Directive
Look through the listing and locate every line containing the word "Audio"; copy those lines.

──────── Given records

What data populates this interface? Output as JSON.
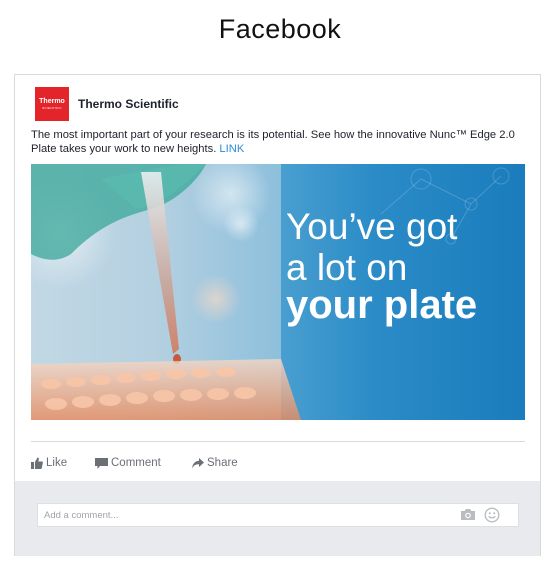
{
  "page": {
    "title": "Facebook"
  },
  "post": {
    "brand_name": "Thermo Scientific",
    "logo": {
      "main": "Thermo",
      "sub": "SCIENTIFIC",
      "color": "#e3242b"
    },
    "text": "The most important part of your research is its potential. See how the innovative Nunc™ Edge 2.0 Plate takes your work to new heights.",
    "link_label": "LINK",
    "image": {
      "line1": "You’ve got",
      "line2": "a lot on",
      "line3": "your plate"
    }
  },
  "actions": {
    "like": "Like",
    "comment": "Comment",
    "share": "Share"
  },
  "comment": {
    "placeholder": "Add a comment...",
    "camera_icon": "camera-icon",
    "emoji_icon": "smiley-icon"
  },
  "colors": {
    "link": "#2b8bd6",
    "action_text": "#6b6f76",
    "comment_bg": "#e9eaed"
  }
}
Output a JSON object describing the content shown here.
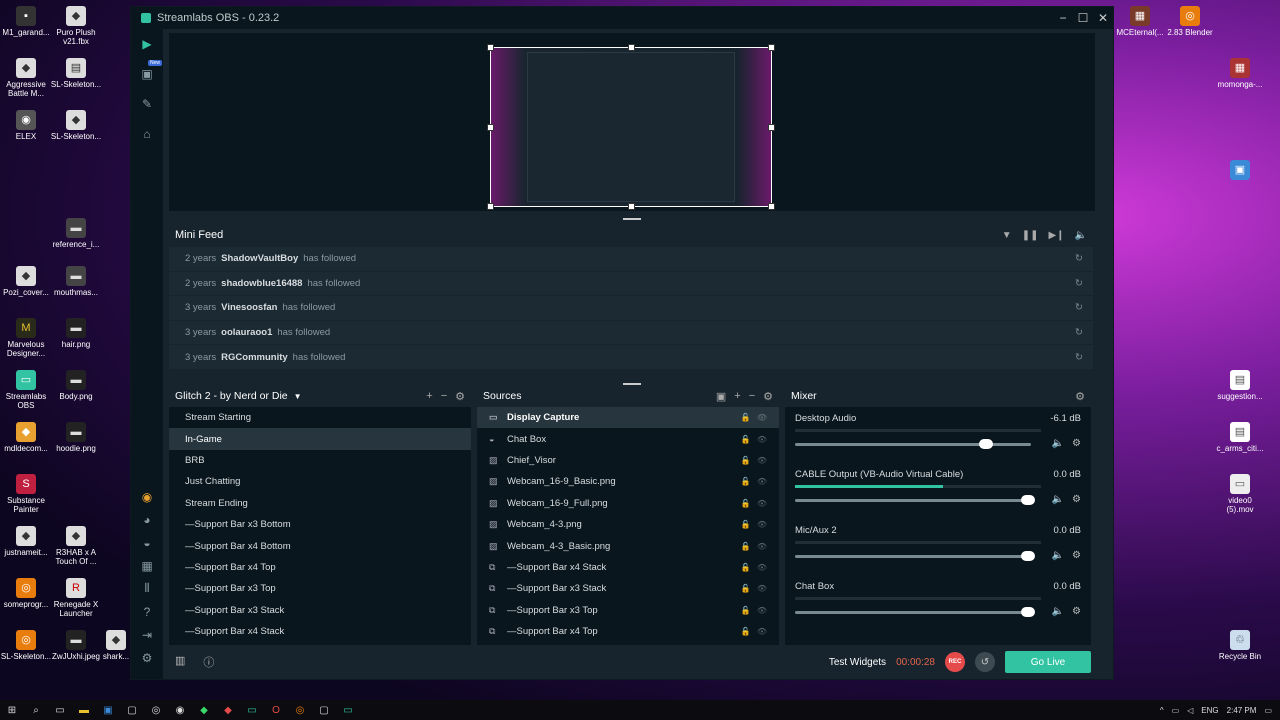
{
  "desktop": {
    "left_icons": [
      {
        "label": "M1_garand..."
      },
      {
        "label": "Puro Plush v21.fbx"
      },
      {
        "label": "Aggressive Battle M..."
      },
      {
        "label": "SL-Skeleton..."
      },
      {
        "label": "ELEX"
      },
      {
        "label": "SL-Skeleton..."
      },
      {
        "label": "reference_i..."
      },
      {
        "label": "Pozi_cover..."
      },
      {
        "label": "mouthmas..."
      },
      {
        "label": "Marvelous Designer..."
      },
      {
        "label": "hair.png"
      },
      {
        "label": "Streamlabs OBS"
      },
      {
        "label": "Body.png"
      },
      {
        "label": "mdldecom..."
      },
      {
        "label": "hoodie.png"
      },
      {
        "label": "Substance Painter"
      },
      {
        "label": "justnameit..."
      },
      {
        "label": "R3HAB x A Touch Of ..."
      },
      {
        "label": "someprogr..."
      },
      {
        "label": "Renegade X Launcher"
      },
      {
        "label": "SL-Skeleton..."
      },
      {
        "label": "ZwJUxhi.jpeg"
      },
      {
        "label": "shark..."
      }
    ],
    "right_icons": [
      {
        "label": "MCEternal(..."
      },
      {
        "label": "2.83 Blender"
      },
      {
        "label": "momonga-..."
      },
      {
        "label": "suggestion..."
      },
      {
        "label": "c_arms_citi..."
      },
      {
        "label": "video0 (5).mov"
      },
      {
        "label": "Recycle Bin"
      }
    ]
  },
  "window": {
    "title": "Streamlabs OBS - 0.23.2"
  },
  "nav": {
    "new_badge": "New"
  },
  "minifeed": {
    "title": "Mini Feed",
    "rows": [
      {
        "time": "2 years",
        "user": "ShadowVaultBoy",
        "action": "has followed"
      },
      {
        "time": "2 years",
        "user": "shadowblue16488",
        "action": "has followed"
      },
      {
        "time": "3 years",
        "user": "Vinesoosfan",
        "action": "has followed"
      },
      {
        "time": "3 years",
        "user": "oolauraoo1",
        "action": "has followed"
      },
      {
        "time": "3 years",
        "user": "RGCommunity",
        "action": "has followed"
      }
    ]
  },
  "scenes": {
    "collection": "Glitch 2 - by Nerd or Die",
    "items": [
      "Stream Starting",
      "In-Game",
      "BRB",
      "Just Chatting",
      "Stream Ending",
      "—Support Bar x3 Bottom",
      "—Support Bar x4 Bottom",
      "—Support Bar x4 Top",
      "—Support Bar x3 Top",
      "—Support Bar x3 Stack",
      "—Support Bar x4 Stack"
    ],
    "selected": 1
  },
  "sources": {
    "title": "Sources",
    "items": [
      {
        "icon": "monitor-icon",
        "glyph": "▭",
        "label": "Display Capture"
      },
      {
        "icon": "chat-icon",
        "glyph": "◒",
        "label": "Chat Box"
      },
      {
        "icon": "image-icon",
        "glyph": "▨",
        "label": "Chief_Visor"
      },
      {
        "icon": "image-icon",
        "glyph": "▨",
        "label": "Webcam_16-9_Basic.png"
      },
      {
        "icon": "image-icon",
        "glyph": "▨",
        "label": "Webcam_16-9_Full.png"
      },
      {
        "icon": "image-icon",
        "glyph": "▨",
        "label": "Webcam_4-3.png"
      },
      {
        "icon": "image-icon",
        "glyph": "▨",
        "label": "Webcam_4-3_Basic.png"
      },
      {
        "icon": "group-icon",
        "glyph": "⧉",
        "label": "—Support Bar x4 Stack"
      },
      {
        "icon": "group-icon",
        "glyph": "⧉",
        "label": "—Support Bar x3 Stack"
      },
      {
        "icon": "group-icon",
        "glyph": "⧉",
        "label": "—Support Bar x3 Top"
      },
      {
        "icon": "group-icon",
        "glyph": "⧉",
        "label": "—Support Bar x4 Top"
      }
    ]
  },
  "mixer": {
    "title": "Mixer",
    "channels": [
      {
        "name": "Desktop Audio",
        "db": "-6.1 dB",
        "level": 0.0,
        "volume": 0.82
      },
      {
        "name": "CABLE Output (VB-Audio Virtual Cable)",
        "db": "0.0 dB",
        "level": 0.6,
        "volume": 1.0
      },
      {
        "name": "Mic/Aux 2",
        "db": "0.0 dB",
        "level": 0.0,
        "volume": 1.0
      },
      {
        "name": "Chat Box",
        "db": "0.0 dB",
        "level": 0.0,
        "volume": 1.0
      }
    ]
  },
  "footer": {
    "test_widgets": "Test Widgets",
    "timer": "00:00:28",
    "rec": "REC",
    "go_live": "Go Live"
  },
  "taskbar": {
    "lang": "ENG",
    "time": "2:47 PM"
  },
  "colors": {
    "accent": "#31c3a2",
    "rec": "#e54b4b",
    "timer": "#e5644b"
  }
}
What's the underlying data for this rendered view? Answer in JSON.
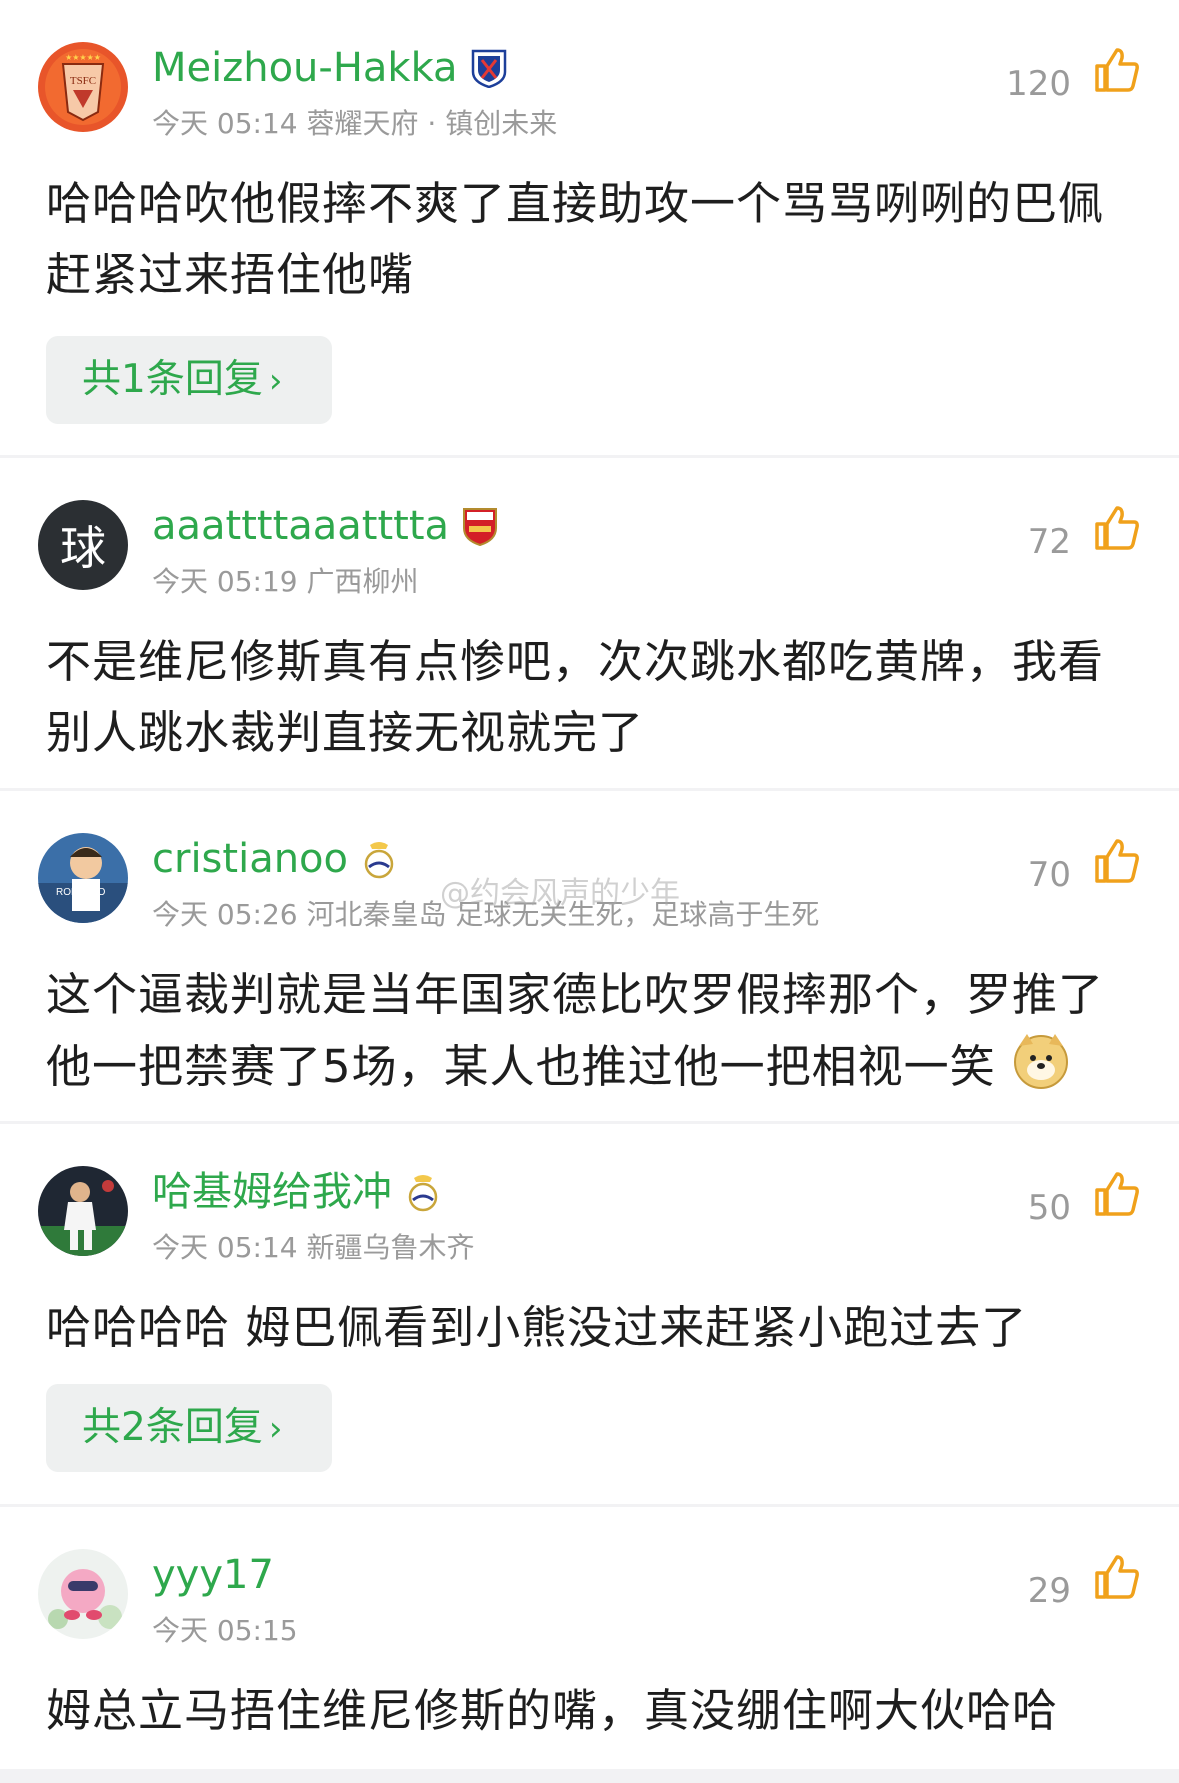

────────────────

The solution
        "name": "Desktop Audio",
        "name": "CABLE Output (VB-Audio Virtual Cable)",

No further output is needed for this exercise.